What you have to do:
In the listing that follows, count each line containing the string "Write" and report only the count.

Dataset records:
---------------

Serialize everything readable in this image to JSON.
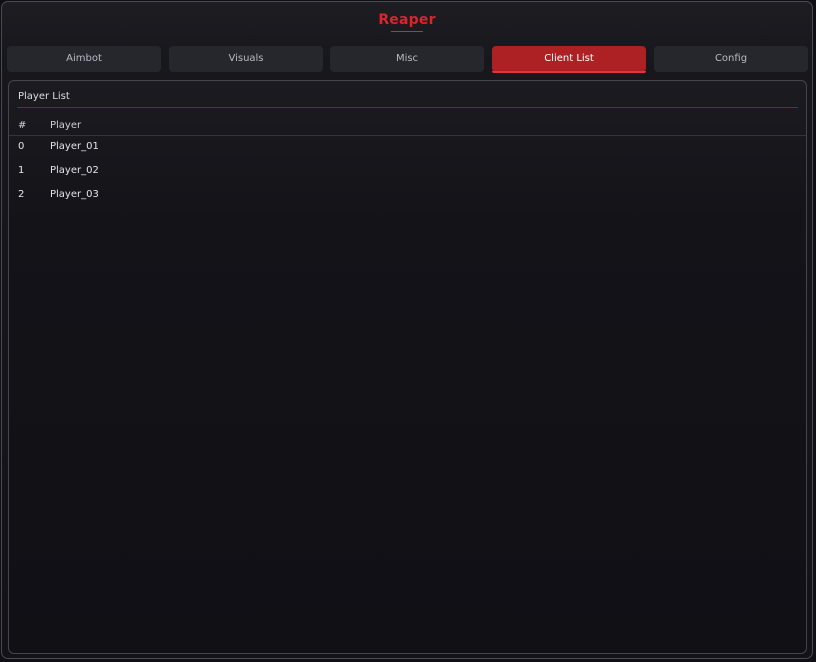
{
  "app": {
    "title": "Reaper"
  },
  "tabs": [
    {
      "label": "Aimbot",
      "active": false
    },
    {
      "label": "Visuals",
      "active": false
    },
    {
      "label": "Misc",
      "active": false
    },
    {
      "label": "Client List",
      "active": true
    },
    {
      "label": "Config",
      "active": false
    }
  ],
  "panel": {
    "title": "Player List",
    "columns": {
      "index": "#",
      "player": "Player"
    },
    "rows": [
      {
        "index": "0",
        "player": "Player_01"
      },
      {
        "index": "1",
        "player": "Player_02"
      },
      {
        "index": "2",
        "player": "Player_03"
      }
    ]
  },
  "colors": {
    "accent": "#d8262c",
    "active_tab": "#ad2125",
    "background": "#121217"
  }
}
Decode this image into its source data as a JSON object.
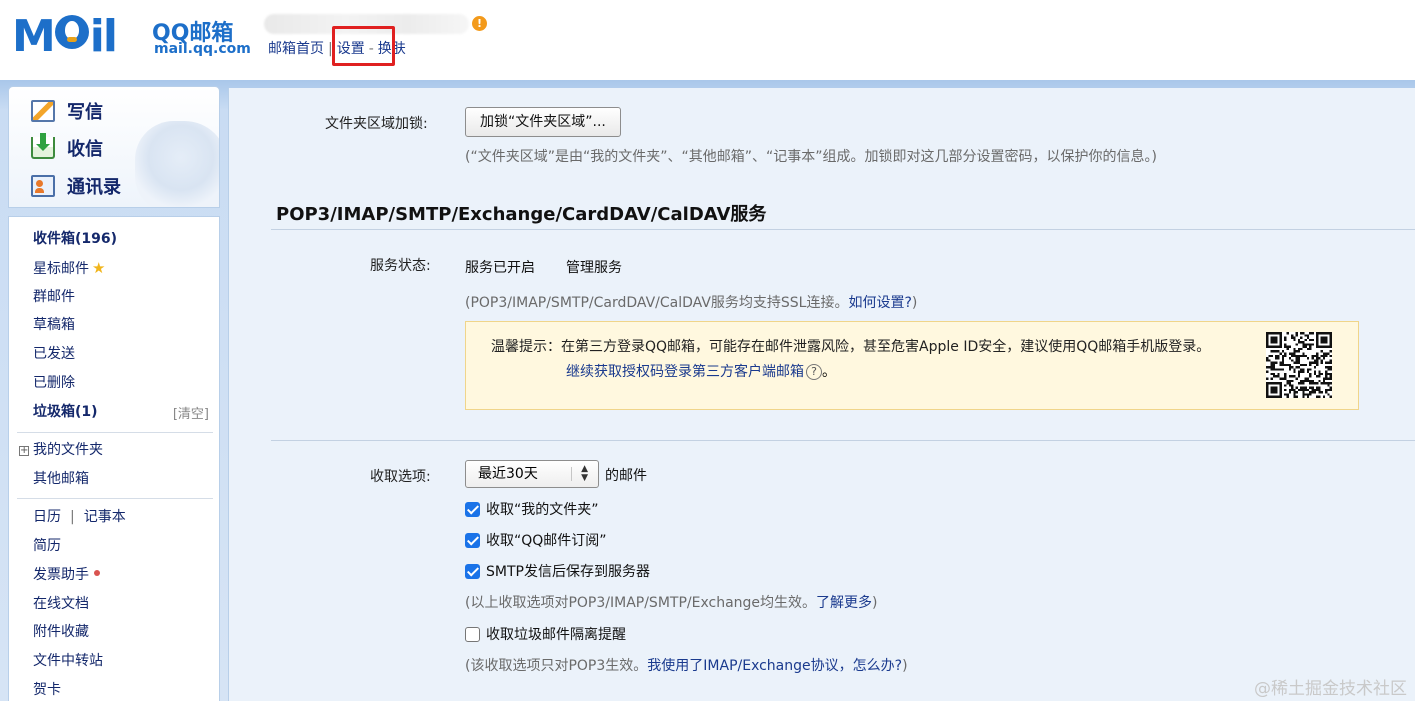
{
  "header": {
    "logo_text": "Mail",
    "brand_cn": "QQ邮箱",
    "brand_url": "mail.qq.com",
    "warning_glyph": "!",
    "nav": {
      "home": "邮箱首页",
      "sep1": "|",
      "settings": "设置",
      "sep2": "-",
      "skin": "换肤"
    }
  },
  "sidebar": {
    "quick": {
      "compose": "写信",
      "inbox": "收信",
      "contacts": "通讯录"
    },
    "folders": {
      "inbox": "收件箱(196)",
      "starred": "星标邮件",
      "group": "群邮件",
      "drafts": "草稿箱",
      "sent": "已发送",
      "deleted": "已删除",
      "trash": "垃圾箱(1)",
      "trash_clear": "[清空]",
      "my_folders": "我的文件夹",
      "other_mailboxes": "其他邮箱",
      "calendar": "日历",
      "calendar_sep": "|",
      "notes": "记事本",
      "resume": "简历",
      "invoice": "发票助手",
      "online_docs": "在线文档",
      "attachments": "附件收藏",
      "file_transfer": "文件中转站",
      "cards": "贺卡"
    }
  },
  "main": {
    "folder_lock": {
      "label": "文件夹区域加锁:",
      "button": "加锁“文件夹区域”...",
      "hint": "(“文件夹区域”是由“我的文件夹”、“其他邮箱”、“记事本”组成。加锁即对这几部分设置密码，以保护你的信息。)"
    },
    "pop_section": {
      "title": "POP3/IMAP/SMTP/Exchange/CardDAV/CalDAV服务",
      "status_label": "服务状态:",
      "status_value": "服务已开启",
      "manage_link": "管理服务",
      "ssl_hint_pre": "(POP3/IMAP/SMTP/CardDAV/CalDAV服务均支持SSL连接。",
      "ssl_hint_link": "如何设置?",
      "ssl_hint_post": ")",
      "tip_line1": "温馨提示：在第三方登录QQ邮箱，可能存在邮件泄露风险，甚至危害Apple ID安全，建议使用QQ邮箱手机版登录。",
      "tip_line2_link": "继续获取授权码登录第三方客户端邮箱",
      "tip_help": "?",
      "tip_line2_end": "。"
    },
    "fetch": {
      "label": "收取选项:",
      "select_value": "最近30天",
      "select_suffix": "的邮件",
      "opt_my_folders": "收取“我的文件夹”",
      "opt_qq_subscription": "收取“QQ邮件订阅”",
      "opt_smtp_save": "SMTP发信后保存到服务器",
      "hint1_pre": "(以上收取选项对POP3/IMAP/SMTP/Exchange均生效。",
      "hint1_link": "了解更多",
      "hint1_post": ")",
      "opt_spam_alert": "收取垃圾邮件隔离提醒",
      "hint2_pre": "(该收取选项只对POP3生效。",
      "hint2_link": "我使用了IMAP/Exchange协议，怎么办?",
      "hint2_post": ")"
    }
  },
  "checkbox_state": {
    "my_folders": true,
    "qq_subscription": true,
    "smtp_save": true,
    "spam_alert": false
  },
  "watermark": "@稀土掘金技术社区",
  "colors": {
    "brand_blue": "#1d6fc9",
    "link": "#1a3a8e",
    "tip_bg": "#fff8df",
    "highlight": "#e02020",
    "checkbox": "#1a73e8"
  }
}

---------------

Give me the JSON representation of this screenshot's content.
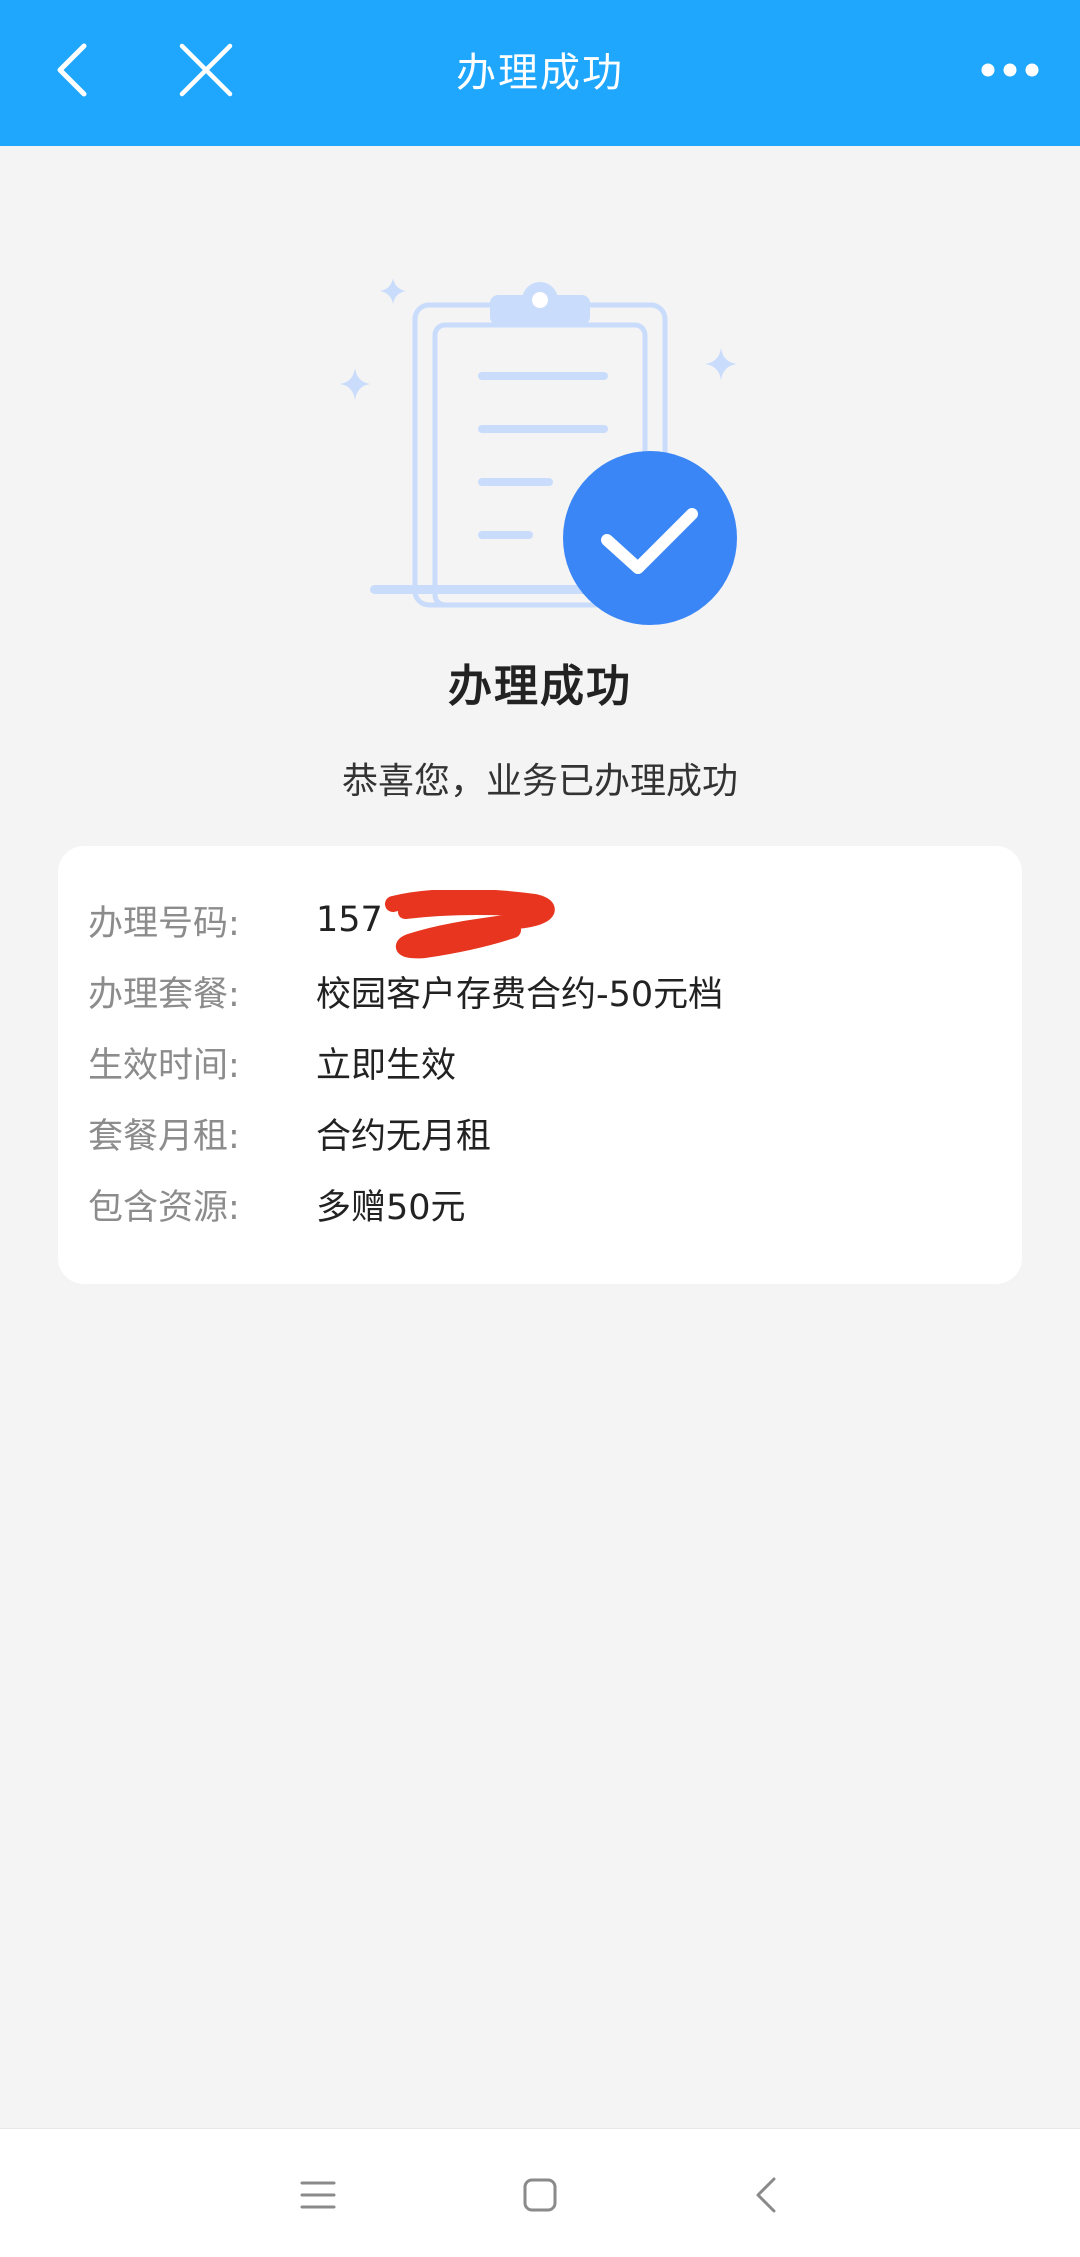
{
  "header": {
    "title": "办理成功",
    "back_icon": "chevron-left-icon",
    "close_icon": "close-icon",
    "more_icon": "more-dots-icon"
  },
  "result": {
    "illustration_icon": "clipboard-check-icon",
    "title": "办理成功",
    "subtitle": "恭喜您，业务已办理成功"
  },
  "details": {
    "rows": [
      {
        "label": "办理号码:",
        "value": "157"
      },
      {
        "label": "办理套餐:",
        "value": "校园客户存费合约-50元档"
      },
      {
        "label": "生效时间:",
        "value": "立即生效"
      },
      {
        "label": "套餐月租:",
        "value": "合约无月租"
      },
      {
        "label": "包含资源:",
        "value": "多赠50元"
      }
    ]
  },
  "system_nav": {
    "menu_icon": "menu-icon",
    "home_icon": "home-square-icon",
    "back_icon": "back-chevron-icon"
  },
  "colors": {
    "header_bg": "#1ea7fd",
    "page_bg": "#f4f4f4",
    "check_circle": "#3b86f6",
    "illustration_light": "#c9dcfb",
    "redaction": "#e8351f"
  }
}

---------------

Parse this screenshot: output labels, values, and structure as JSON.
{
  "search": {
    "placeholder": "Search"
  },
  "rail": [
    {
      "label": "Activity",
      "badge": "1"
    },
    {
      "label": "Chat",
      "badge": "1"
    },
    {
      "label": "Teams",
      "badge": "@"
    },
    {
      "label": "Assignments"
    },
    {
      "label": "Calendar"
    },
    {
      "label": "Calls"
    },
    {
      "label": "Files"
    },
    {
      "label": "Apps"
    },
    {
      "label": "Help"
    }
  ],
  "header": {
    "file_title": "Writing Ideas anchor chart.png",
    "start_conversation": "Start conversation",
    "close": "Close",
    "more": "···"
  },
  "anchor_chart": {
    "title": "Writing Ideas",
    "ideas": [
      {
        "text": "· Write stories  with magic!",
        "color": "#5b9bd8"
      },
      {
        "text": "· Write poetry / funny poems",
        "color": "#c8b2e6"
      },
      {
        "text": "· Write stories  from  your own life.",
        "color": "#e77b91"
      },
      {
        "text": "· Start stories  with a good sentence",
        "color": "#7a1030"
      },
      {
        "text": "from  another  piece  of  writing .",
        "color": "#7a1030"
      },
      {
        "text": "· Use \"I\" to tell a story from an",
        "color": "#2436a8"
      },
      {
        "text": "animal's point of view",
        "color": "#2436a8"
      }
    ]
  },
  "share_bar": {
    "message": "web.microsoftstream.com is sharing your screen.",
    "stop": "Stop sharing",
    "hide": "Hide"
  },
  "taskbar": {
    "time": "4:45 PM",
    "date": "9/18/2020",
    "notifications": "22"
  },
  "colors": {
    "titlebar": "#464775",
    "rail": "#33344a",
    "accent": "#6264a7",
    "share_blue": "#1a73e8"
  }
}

---------------

Answer to this exercise:
3